**WHAT IS EXPECTED**
Return every line below in which "zoomapps" appears.

**RAW RECORDS**

* * *

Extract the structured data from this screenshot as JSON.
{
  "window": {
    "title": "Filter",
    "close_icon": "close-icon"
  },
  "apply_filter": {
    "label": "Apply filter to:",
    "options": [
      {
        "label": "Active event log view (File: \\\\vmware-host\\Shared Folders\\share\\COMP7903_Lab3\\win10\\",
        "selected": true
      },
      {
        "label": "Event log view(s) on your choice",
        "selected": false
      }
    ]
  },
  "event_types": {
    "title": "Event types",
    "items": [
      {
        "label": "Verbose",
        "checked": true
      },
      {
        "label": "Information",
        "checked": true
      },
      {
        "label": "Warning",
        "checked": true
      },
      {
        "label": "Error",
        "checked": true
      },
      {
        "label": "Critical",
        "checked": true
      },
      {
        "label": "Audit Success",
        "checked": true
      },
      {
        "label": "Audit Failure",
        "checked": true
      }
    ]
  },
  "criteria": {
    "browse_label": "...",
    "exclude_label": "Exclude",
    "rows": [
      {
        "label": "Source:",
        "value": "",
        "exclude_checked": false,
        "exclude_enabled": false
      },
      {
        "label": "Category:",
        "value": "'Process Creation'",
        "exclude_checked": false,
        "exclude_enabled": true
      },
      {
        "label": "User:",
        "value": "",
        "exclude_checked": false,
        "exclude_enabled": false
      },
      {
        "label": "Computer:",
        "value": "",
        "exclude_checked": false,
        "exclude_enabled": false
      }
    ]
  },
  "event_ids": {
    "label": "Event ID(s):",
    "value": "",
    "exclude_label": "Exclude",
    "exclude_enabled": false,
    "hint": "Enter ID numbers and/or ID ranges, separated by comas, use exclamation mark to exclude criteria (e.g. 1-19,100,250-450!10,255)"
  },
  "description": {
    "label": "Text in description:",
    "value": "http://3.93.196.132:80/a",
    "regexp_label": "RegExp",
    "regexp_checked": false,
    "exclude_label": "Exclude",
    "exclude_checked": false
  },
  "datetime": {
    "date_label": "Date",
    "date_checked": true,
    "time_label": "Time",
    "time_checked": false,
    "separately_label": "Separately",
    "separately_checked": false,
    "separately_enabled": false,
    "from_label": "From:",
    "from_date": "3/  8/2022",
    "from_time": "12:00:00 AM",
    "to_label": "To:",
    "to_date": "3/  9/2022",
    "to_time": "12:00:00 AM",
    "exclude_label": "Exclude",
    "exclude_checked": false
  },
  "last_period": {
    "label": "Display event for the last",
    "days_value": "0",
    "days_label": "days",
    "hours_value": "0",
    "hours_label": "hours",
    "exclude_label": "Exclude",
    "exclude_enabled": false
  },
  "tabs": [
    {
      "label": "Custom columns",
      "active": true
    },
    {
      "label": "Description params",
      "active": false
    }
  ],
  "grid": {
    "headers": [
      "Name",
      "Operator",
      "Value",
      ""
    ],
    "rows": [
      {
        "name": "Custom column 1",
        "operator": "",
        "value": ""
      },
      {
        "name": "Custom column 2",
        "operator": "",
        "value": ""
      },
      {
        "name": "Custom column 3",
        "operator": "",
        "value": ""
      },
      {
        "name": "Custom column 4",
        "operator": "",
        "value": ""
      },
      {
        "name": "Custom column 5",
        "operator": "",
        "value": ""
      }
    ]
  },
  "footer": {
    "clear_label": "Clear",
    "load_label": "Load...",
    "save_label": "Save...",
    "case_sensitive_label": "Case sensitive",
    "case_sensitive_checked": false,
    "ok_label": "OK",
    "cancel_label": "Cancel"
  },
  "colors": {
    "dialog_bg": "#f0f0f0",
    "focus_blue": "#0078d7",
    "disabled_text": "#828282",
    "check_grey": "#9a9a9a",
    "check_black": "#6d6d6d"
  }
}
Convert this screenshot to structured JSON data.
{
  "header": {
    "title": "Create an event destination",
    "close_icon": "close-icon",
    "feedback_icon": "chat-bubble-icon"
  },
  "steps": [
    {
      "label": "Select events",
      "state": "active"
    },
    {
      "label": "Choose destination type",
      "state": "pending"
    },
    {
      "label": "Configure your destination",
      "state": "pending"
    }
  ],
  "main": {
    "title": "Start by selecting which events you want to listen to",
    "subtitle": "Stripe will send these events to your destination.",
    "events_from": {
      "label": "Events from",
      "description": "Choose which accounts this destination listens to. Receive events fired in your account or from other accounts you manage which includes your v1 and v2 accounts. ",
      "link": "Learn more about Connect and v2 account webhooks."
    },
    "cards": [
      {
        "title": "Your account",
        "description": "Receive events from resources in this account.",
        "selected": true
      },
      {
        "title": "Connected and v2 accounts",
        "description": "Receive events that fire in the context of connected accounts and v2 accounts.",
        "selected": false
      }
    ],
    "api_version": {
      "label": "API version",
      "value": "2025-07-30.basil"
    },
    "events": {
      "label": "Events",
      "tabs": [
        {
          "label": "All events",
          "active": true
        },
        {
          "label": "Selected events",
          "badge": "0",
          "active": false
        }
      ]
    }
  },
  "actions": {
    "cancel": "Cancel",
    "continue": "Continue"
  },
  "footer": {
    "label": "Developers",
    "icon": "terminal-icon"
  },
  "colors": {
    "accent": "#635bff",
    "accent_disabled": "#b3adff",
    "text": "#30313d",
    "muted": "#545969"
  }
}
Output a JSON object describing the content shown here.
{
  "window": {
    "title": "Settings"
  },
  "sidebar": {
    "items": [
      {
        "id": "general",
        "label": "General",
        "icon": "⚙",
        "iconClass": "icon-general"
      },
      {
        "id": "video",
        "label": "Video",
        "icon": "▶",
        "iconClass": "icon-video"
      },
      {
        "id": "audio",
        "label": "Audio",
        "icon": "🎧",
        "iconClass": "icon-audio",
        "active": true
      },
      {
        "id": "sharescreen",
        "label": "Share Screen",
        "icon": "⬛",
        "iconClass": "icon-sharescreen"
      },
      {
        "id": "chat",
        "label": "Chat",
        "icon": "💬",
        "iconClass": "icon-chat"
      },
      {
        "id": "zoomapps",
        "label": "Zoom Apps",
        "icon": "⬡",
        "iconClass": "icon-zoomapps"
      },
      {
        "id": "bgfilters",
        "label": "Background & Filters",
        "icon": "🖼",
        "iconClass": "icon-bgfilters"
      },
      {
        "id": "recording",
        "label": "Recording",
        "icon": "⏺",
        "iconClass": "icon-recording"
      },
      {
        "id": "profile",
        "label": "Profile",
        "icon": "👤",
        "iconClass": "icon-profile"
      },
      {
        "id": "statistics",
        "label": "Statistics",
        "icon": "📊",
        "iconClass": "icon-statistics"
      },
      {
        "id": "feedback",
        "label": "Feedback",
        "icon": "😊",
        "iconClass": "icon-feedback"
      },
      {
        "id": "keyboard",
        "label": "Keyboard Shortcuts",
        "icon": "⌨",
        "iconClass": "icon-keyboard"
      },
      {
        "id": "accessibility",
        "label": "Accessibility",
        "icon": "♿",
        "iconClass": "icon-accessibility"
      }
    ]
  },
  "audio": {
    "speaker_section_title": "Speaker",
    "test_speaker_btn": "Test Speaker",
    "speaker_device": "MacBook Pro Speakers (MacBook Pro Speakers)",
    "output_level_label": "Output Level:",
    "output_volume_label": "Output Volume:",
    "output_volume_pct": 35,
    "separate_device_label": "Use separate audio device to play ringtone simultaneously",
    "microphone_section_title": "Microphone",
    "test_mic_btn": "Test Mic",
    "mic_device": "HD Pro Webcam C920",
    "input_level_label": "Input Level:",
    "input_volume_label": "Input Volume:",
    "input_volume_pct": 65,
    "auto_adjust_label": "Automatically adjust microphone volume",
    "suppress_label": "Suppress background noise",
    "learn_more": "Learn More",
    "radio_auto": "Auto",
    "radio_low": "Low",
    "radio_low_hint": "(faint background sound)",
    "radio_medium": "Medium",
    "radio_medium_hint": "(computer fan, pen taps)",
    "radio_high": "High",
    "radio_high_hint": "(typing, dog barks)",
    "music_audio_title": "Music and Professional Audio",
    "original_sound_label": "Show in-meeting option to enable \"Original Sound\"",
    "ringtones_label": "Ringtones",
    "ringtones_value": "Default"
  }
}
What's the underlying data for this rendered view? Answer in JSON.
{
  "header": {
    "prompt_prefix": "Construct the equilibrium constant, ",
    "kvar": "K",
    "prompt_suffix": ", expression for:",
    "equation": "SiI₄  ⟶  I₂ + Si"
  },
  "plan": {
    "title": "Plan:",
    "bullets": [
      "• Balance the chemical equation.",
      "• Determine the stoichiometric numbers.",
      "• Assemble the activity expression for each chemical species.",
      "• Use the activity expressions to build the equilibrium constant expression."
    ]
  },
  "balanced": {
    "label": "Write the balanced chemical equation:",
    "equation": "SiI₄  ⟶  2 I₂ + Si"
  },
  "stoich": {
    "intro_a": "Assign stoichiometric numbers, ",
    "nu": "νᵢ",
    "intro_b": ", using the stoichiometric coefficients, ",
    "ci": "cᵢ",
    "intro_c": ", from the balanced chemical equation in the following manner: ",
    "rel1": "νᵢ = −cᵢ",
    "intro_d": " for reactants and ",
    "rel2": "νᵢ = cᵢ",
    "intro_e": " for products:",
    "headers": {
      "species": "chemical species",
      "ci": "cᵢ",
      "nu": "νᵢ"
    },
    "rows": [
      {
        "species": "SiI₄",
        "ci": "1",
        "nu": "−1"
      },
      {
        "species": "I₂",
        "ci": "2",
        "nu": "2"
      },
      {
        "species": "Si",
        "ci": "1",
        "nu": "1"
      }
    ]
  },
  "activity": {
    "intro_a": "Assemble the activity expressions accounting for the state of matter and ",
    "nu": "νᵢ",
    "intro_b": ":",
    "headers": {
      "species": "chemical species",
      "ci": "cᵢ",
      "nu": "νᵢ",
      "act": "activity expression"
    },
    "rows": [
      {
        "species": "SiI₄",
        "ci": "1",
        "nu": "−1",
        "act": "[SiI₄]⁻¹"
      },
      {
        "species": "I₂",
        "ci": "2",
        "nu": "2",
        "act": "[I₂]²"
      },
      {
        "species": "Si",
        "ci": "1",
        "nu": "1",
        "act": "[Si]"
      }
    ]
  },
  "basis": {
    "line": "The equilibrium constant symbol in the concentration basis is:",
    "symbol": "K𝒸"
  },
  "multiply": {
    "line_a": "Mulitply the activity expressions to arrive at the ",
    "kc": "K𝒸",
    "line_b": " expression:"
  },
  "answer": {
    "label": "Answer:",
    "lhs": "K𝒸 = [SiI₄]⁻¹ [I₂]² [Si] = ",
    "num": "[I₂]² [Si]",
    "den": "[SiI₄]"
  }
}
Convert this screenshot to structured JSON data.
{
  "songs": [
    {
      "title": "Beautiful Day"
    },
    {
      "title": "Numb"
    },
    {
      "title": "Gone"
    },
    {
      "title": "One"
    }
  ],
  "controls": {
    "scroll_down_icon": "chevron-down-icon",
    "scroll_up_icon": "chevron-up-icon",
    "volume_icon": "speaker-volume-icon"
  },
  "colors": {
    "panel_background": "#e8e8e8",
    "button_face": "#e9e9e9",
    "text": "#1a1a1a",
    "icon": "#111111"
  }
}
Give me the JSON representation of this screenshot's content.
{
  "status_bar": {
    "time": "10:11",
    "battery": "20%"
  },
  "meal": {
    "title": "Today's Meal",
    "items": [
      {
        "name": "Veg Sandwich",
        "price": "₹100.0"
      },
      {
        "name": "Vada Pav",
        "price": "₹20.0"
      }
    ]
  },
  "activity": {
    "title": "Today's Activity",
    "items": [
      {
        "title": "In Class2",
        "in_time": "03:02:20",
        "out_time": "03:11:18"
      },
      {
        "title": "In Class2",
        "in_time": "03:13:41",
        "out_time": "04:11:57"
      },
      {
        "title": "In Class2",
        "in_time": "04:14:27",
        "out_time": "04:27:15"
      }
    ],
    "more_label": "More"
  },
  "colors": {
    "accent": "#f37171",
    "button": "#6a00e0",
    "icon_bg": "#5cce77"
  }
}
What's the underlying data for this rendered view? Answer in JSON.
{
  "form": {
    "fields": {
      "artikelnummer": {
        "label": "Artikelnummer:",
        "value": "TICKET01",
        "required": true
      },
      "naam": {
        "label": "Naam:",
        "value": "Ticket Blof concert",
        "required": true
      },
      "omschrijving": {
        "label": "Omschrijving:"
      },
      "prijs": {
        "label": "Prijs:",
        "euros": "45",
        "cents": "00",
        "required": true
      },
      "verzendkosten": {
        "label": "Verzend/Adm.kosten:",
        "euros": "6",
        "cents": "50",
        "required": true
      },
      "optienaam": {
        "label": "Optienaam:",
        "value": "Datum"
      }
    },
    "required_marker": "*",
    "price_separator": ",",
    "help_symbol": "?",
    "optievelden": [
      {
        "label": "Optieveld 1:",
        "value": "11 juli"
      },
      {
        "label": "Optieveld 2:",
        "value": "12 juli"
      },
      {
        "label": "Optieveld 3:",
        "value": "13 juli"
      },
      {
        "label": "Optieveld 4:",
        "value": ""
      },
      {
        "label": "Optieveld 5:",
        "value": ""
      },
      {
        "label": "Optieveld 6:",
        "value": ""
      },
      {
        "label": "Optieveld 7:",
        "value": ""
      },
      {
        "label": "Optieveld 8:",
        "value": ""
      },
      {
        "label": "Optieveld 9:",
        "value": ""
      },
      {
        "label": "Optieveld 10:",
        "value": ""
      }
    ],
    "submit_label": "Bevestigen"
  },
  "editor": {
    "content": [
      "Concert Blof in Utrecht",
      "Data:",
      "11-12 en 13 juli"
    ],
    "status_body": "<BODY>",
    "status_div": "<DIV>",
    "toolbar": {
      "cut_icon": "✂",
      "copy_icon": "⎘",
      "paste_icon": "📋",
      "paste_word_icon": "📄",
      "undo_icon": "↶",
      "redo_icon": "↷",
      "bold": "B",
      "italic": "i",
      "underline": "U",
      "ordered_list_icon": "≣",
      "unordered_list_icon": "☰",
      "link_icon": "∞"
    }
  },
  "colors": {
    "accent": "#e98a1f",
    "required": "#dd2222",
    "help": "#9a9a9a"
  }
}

* * *

**REPLY**
        "id": "zoomapps",
        "iconClass": "icon-zoomapps"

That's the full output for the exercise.